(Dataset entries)
┌──

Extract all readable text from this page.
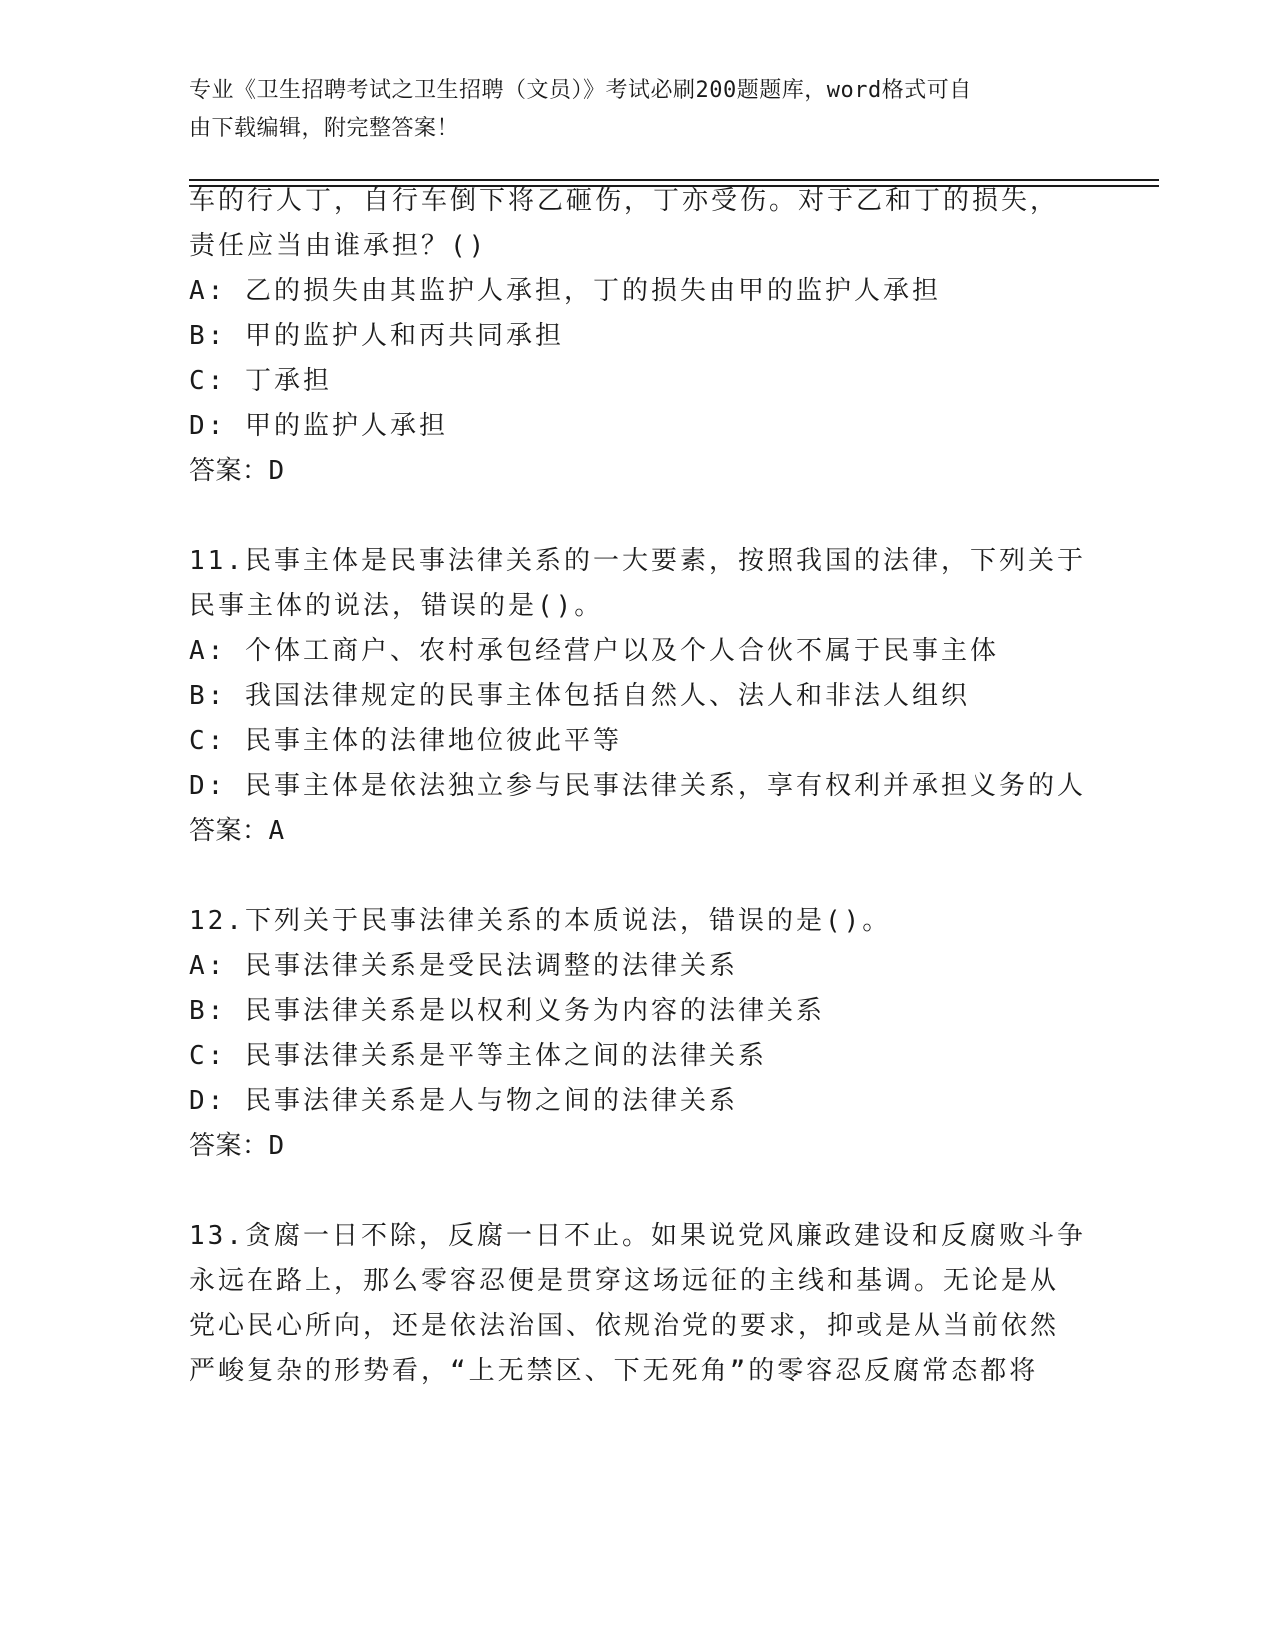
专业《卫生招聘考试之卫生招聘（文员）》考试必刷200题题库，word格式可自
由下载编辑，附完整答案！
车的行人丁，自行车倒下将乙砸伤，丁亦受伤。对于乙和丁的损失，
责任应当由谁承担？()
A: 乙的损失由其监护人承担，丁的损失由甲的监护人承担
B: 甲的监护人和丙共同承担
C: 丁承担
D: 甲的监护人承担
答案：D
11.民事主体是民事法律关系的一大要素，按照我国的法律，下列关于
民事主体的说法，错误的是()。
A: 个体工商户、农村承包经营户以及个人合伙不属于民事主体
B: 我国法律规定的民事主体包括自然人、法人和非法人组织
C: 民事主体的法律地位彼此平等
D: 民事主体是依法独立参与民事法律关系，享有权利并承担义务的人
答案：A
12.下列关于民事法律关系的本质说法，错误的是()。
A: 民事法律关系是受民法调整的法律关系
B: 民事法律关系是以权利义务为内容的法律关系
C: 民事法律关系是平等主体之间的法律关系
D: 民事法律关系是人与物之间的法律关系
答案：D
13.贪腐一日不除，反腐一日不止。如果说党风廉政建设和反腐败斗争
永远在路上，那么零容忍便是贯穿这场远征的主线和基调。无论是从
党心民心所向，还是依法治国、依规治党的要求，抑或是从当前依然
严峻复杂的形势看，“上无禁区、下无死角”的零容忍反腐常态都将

└──

### Task goal
Show every line from the listing above in which the string "错误的是" appears.

### Worked solution
民事主体的说法，错误的是()。
12.下列关于民事法律关系的本质说法，错误的是()。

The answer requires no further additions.